● **Problem statement**
Examine the material below. Gather every line in which the string "Отсутствие" appears.

● **Excerpted records**

## Begin

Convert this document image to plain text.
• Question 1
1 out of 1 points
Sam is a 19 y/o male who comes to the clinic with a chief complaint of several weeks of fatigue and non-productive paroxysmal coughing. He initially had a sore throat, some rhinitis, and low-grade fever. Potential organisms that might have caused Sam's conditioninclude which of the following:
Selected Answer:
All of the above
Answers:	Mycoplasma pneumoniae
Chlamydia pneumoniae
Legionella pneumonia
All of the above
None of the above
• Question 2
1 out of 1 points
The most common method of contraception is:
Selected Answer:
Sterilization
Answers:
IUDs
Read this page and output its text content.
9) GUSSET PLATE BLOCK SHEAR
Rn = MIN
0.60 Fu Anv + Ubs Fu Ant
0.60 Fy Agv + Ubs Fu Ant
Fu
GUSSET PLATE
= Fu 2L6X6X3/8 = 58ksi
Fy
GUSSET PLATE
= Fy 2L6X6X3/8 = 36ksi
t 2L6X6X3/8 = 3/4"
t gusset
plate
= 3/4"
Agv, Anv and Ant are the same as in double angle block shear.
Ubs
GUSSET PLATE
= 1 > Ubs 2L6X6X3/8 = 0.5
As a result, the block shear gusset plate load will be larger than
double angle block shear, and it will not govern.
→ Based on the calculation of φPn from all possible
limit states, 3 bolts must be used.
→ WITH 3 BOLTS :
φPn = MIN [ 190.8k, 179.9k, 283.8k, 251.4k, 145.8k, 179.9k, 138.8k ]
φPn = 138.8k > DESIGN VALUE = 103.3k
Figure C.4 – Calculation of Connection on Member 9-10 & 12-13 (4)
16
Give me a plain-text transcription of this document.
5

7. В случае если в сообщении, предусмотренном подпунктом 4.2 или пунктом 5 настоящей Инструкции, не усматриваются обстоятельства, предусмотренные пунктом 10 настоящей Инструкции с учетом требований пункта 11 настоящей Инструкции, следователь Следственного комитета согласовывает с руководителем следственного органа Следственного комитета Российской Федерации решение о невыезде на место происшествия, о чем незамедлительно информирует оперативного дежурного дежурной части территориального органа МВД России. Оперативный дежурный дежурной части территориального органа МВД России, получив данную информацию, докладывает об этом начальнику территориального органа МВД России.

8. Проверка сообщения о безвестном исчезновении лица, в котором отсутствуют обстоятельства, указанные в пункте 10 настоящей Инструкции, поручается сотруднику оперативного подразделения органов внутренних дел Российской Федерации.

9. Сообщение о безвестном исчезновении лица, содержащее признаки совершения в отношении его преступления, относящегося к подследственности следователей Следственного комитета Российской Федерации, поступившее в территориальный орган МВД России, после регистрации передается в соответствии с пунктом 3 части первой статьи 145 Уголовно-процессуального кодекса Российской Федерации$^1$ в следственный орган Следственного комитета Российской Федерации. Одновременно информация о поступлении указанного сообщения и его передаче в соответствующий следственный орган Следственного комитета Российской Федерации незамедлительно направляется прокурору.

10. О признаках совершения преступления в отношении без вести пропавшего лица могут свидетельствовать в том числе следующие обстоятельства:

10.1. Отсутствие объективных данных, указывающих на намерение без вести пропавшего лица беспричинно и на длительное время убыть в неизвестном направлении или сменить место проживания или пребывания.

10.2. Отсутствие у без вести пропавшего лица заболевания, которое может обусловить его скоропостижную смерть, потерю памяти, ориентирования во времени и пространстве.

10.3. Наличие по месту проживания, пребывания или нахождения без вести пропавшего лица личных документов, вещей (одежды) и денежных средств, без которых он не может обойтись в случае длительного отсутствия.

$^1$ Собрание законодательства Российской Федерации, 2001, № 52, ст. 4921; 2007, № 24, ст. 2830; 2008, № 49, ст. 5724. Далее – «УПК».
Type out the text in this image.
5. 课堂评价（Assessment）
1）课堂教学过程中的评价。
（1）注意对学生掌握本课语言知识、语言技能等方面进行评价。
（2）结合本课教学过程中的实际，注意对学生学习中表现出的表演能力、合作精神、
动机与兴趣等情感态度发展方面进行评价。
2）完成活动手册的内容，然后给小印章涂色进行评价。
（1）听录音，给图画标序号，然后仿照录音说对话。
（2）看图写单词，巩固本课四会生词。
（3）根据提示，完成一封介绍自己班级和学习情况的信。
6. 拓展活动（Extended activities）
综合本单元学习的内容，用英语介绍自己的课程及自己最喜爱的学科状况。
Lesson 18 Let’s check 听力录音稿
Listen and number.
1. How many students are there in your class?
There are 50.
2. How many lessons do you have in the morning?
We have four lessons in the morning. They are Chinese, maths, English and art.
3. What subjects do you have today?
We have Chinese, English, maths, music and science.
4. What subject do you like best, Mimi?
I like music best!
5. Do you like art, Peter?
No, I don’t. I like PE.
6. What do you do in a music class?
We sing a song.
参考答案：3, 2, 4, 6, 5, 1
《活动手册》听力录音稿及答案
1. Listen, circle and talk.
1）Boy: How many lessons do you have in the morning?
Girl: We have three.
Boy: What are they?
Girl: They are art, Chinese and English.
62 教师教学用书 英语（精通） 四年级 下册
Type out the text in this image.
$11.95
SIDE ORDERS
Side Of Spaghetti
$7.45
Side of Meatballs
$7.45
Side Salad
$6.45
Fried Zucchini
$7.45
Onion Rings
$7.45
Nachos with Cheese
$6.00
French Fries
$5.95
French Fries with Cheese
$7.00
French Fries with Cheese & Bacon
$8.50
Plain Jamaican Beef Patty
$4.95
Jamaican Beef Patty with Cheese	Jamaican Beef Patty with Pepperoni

## End

● **Final result**
10.1. Отсутствие объективных данных, указывающих на намерение без вести пропавшего лица беспричинно и на длительное время убыть в неизвестном направлении или сменить место проживания или пребывания.
10.2. Отсутствие у без вести пропавшего лица заболевания, которое может обусловить его скоропостижную смерть, потерю памяти, ориентирования во времени и пространстве.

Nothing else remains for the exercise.